Collected data:

_ _ _ _ _

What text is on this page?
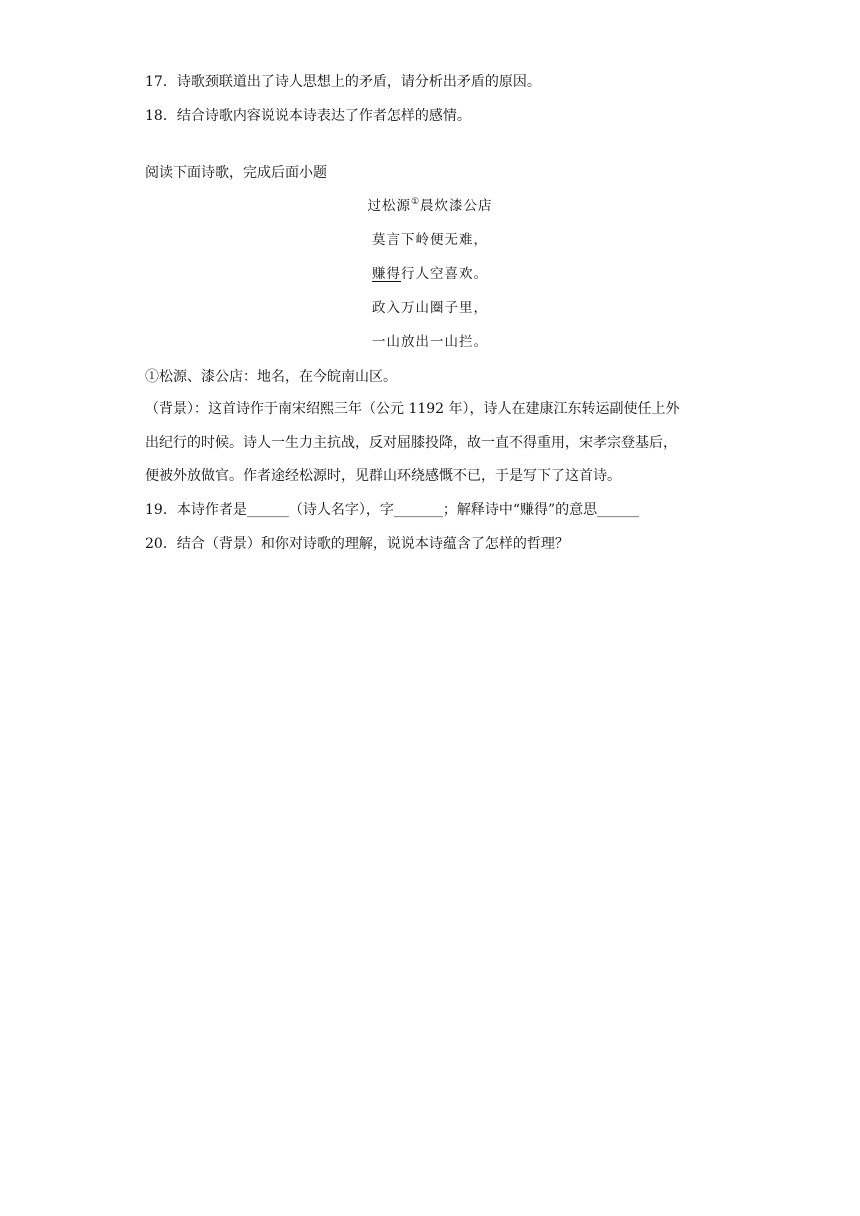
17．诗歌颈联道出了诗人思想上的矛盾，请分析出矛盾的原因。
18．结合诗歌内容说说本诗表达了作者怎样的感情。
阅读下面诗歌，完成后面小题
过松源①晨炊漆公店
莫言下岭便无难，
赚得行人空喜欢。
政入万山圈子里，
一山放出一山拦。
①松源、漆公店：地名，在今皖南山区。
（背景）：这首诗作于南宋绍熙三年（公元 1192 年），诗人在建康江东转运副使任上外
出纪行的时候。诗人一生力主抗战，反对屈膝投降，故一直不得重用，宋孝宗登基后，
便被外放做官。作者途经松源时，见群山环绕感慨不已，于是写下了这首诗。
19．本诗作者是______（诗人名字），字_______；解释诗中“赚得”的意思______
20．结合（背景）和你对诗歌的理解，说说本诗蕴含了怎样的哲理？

_ _ _ _ _

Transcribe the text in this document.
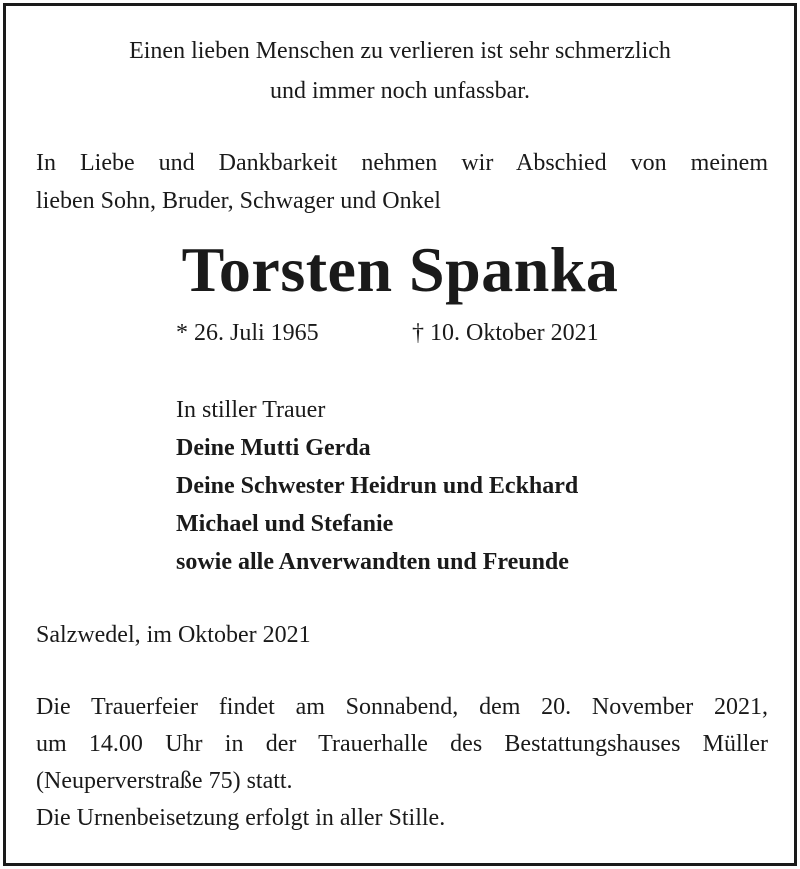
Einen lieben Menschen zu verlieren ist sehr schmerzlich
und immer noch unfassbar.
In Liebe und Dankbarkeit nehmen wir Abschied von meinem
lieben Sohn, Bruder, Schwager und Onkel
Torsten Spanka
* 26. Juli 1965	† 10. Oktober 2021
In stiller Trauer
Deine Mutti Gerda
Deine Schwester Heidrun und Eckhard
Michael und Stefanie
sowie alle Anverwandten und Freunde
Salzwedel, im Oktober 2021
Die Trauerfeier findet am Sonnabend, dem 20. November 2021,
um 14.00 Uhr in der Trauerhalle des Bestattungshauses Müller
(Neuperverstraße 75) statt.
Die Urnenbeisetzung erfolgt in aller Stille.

_ _ _ _ _

Written task: Check each line of the records above for the string "Deine", and report every line that has it.

Solution to this problem:
Deine Mutti Gerda
Deine Schwester Heidrun und Eckhard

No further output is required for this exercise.